▶ **REQUIRED TASK**
Go through the entries below and write each one out exactly.

[Lines of data]
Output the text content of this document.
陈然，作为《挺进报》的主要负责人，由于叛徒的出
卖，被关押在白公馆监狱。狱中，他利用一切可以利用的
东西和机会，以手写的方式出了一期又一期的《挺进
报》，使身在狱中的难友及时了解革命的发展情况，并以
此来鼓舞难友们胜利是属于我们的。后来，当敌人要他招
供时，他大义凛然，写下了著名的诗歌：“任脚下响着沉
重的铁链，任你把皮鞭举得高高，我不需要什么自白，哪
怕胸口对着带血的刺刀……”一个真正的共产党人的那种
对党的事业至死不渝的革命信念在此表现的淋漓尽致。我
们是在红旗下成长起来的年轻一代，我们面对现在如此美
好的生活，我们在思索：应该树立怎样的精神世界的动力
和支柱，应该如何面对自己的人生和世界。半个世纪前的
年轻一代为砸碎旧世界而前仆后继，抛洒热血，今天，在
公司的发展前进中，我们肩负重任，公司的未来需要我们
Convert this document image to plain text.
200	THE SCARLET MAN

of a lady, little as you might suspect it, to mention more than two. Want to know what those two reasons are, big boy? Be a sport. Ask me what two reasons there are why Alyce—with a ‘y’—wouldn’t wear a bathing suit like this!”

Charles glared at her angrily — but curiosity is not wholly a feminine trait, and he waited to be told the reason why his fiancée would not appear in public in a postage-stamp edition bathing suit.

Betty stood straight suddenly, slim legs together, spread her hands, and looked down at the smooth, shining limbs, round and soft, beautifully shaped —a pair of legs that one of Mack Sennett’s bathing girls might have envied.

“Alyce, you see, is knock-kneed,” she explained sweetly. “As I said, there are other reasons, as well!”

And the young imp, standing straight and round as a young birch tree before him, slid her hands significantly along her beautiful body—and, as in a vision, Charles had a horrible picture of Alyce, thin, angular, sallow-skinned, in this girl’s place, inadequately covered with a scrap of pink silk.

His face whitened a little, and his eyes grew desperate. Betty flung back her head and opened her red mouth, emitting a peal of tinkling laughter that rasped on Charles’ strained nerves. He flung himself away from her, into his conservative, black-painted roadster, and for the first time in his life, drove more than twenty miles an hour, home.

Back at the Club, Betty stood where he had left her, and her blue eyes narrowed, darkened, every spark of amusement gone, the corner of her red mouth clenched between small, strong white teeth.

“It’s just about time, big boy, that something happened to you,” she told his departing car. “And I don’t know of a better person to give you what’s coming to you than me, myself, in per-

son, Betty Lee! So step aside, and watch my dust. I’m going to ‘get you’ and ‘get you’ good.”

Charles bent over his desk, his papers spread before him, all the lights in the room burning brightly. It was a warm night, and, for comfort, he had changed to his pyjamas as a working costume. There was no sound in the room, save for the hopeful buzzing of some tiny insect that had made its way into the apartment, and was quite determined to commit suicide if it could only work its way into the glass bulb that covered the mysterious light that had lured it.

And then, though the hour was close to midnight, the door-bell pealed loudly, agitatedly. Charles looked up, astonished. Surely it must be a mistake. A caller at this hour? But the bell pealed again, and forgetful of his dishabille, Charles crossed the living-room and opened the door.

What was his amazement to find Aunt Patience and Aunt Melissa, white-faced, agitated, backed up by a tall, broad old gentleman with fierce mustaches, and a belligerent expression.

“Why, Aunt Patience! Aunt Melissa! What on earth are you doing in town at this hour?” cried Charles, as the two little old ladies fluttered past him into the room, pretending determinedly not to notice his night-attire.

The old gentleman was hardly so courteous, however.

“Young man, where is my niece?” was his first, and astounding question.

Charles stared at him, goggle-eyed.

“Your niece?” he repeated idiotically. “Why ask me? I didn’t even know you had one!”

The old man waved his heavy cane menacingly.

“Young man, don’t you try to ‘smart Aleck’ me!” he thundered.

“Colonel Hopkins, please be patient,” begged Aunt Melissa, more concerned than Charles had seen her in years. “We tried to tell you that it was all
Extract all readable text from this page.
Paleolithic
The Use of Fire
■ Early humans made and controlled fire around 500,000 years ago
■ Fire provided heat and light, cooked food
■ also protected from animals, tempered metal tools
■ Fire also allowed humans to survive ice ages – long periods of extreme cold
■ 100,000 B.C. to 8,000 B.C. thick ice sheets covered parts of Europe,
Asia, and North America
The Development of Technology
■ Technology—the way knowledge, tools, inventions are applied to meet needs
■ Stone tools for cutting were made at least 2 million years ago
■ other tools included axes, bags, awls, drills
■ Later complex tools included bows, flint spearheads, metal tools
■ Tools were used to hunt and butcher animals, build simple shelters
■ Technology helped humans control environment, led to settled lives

▶ **REPLY TO THE EXERCISE**
Output the text content of this document.
陈然，作为《挺进报》的主要负责人，由于叛徒的出
卖，被关押在白公馆监狱。狱中，他利用一切可以利用的
东西和机会，以手写的方式出了一期又一期的《挺进
报》，使身在狱中的难友及时了解革命的发展情况，并以
此来鼓舞难友们胜利是属于我们的。后来，当敌人要他招
供时，他大义凛然，写下了著名的诗歌：“任脚下响着沉
重的铁链，任你把皮鞭举得高高，我不需要什么自白，哪
怕胸口对着带血的刺刀……”一个真正的共产党人的那种
对党的事业至死不渝的革命信念在此表现的淋漓尽致。我
们是在红旗下成长起来的年轻一代，我们面对现在如此美
好的生活，我们在思索：应该树立怎样的精神世界的动力
和支柱，应该如何面对自己的人生和世界。半个世纪前的
年轻一代为砸碎旧世界而前仆后继，抛洒热血，今天，在
公司的发展前进中，我们肩负重任，公司的未来需要我们
Convert this document image to plain text.
200	THE SCARLET MAN

of a lady, little as you might suspect it, to mention more than two. Want to know what those two reasons are, big boy? Be a sport. Ask me what two reasons there are why Alyce—with a ‘y’—wouldn’t wear a bathing suit like this!”

Charles glared at her angrily — but curiosity is not wholly a feminine trait, and he waited to be told the reason why his fiancée would not appear in public in a postage-stamp edition bathing suit.

Betty stood straight suddenly, slim legs together, spread her hands, and looked down at the smooth, shining limbs, round and soft, beautifully shaped —a pair of legs that one of Mack Sennett’s bathing girls might have envied.

“Alyce, you see, is knock-kneed,” she explained sweetly. “As I said, there are other reasons, as well!”

And the young imp, standing straight and round as a young birch tree before him, slid her hands significantly along her beautiful body—and, as in a vision, Charles had a horrible picture of Alyce, thin, angular, sallow-skinned, in this girl’s place, inadequately covered with a scrap of pink silk.

His face whitened a little, and his eyes grew desperate. Betty flung back her head and opened her red mouth, emitting a peal of tinkling laughter that rasped on Charles’ strained nerves. He flung himself away from her, into his conservative, black-painted roadster, and for the first time in his life, drove more than twenty miles an hour, home.

Back at the Club, Betty stood where he had left her, and her blue eyes narrowed, darkened, every spark of amusement gone, the corner of her red mouth clenched between small, strong white teeth.

“It’s just about time, big boy, that something happened to you,” she told his departing car. “And I don’t know of a better person to give you what’s coming to you than me, myself, in per-

son, Betty Lee! So step aside, and watch my dust. I’m going to ‘get you’ and ‘get you’ good.”

Charles bent over his desk, his papers spread before him, all the lights in the room burning brightly. It was a warm night, and, for comfort, he had changed to his pyjamas as a working costume. There was no sound in the room, save for the hopeful buzzing of some tiny insect that had made its way into the apartment, and was quite determined to commit suicide if it could only work its way into the glass bulb that covered the mysterious light that had lured it.

And then, though the hour was close to midnight, the door-bell pealed loudly, agitatedly. Charles looked up, astonished. Surely it must be a mistake. A caller at this hour? But the bell pealed again, and forgetful of his dishabille, Charles crossed the living-room and opened the door.

What was his amazement to find Aunt Patience and Aunt Melissa, white-faced, agitated, backed up by a tall, broad old gentleman with fierce mustaches, and a belligerent expression.

“Why, Aunt Patience! Aunt Melissa! What on earth are you doing in town at this hour?” cried Charles, as the two little old ladies fluttered past him into the room, pretending determinedly not to notice his night-attire.

The old gentleman was hardly so courteous, however.

“Young man, where is my niece?” was his first, and astounding question.

Charles stared at him, goggle-eyed.

“Your niece?” he repeated idiotically. “Why ask me? I didn’t even know you had one!”

The old man waved his heavy cane menacingly.

“Young man, don’t you try to ‘smart Aleck’ me!” he thundered.

“Colonel Hopkins, please be patient,” begged Aunt Melissa, more concerned than Charles had seen her in years. “We tried to tell you that it was all
Extract all readable text from this page.
Paleolithic
The Use of Fire
■ Early humans made and controlled fire around 500,000 years ago
■ Fire provided heat and light, cooked food
■ also protected from animals, tempered metal tools
■ Fire also allowed humans to survive ice ages – long periods of extreme cold
■ 100,000 B.C. to 8,000 B.C. thick ice sheets covered parts of Europe,
Asia, and North America
The Development of Technology
■ Technology—the way knowledge, tools, inventions are applied to meet needs
■ Stone tools for cutting were made at least 2 million years ago
■ other tools included axes, bags, awls, drills
■ Later complex tools included bows, flint spearheads, metal tools
■ Tools were used to hunt and butcher animals, build simple shelters
■ Technology helped humans control environment, led to settled lives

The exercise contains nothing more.